### Request
Copy the records word for word, from the first line up to and including the line that contains "388, 859, 391]".

### Dataset records
-----

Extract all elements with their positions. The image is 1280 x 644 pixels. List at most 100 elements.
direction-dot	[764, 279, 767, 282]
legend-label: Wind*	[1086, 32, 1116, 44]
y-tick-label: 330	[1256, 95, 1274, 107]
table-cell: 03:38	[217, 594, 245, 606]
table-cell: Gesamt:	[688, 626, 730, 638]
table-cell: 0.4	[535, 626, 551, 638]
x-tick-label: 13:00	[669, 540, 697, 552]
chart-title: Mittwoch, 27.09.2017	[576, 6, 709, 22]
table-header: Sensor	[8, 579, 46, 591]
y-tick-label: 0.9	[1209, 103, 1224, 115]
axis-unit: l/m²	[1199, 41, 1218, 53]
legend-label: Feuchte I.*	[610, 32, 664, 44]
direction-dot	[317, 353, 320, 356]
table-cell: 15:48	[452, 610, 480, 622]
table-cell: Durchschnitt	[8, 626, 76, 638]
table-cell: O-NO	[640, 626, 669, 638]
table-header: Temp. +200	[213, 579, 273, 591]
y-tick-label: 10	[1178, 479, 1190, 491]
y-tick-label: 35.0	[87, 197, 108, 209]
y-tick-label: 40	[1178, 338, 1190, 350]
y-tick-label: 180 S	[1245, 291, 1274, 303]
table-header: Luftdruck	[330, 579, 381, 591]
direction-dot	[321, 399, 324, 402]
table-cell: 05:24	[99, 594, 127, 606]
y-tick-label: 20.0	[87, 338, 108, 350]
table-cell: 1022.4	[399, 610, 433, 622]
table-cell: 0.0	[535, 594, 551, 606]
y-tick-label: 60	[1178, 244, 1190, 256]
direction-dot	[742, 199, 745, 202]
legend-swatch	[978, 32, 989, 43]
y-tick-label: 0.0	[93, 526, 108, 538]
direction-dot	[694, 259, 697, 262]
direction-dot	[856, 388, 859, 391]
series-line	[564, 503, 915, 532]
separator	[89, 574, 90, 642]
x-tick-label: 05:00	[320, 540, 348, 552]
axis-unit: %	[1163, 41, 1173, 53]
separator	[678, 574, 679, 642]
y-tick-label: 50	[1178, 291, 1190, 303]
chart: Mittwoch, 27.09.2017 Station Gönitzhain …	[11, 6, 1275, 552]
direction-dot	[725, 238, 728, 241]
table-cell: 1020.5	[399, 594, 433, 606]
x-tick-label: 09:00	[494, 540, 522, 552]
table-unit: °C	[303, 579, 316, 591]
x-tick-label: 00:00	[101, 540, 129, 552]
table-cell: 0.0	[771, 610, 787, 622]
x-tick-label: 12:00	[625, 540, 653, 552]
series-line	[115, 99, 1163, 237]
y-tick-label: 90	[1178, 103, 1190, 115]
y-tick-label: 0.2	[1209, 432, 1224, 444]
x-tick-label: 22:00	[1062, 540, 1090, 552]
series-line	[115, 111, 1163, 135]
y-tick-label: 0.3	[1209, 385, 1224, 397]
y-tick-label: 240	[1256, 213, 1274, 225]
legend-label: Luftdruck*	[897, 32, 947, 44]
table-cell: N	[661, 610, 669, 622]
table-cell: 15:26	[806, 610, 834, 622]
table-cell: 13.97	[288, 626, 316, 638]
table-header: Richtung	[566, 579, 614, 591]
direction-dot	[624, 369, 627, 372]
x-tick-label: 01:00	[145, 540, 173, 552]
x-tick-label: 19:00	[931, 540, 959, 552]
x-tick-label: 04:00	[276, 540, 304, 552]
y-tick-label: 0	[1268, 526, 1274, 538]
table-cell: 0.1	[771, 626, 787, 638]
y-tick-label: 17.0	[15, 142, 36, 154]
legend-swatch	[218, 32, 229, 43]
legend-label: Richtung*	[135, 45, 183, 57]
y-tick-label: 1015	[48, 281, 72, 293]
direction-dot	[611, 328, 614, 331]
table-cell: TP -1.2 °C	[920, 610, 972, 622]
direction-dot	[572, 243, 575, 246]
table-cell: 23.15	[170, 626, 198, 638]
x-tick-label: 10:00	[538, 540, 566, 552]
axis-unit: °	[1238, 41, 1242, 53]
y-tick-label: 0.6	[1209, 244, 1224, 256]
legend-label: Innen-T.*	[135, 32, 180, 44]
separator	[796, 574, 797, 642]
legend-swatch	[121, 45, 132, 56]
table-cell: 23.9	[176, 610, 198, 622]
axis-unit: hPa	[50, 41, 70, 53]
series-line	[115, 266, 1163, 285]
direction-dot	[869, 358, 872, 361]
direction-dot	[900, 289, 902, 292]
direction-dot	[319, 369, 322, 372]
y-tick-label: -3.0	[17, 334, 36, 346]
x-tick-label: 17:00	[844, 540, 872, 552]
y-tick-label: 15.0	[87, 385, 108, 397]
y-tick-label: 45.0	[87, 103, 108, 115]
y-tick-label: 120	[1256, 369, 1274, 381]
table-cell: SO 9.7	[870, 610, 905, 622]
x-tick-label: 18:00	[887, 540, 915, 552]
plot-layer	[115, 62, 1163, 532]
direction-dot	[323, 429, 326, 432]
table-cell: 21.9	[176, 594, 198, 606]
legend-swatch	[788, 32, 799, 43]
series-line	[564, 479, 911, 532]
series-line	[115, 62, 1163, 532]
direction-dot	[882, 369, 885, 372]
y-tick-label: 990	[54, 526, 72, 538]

-----

### Task output
Extract all elements with their positions. The image is 1280 x 644 pixels. List at most 100 elements.
direction-dot	[764, 279, 767, 282]
legend-label: Wind*	[1086, 32, 1116, 44]
y-tick-label: 330	[1256, 95, 1274, 107]
table-cell: 03:38	[217, 594, 245, 606]
table-cell: Gesamt:	[688, 626, 730, 638]
table-cell: 0.4	[535, 626, 551, 638]
x-tick-label: 13:00	[669, 540, 697, 552]
chart-title: Mittwoch, 27.09.2017	[576, 6, 709, 22]
table-header: Sensor	[8, 579, 46, 591]
y-tick-label: 0.9	[1209, 103, 1224, 115]
axis-unit: l/m²	[1199, 41, 1218, 53]
legend-label: Feuchte I.*	[610, 32, 664, 44]
direction-dot	[317, 353, 320, 356]
table-cell: 15:48	[452, 610, 480, 622]
table-cell: Durchschnitt	[8, 626, 76, 638]
table-cell: O-NO	[640, 626, 669, 638]
table-header: Temp. +200	[213, 579, 273, 591]
y-tick-label: 10	[1178, 479, 1190, 491]
y-tick-label: 35.0	[87, 197, 108, 209]
y-tick-label: 40	[1178, 338, 1190, 350]
y-tick-label: 180 S	[1245, 291, 1274, 303]
table-header: Luftdruck	[330, 579, 381, 591]
direction-dot	[321, 399, 324, 402]
table-cell: 05:24	[99, 594, 127, 606]
y-tick-label: 20.0	[87, 338, 108, 350]
table-cell: 1022.4	[399, 610, 433, 622]
table-cell: 0.0	[535, 594, 551, 606]
y-tick-label: 60	[1178, 244, 1190, 256]
direction-dot	[742, 199, 745, 202]
legend-swatch	[978, 32, 989, 43]
y-tick-label: 0.0	[93, 526, 108, 538]
direction-dot	[694, 259, 697, 262]
direction-dot	[856, 388, 859, 391]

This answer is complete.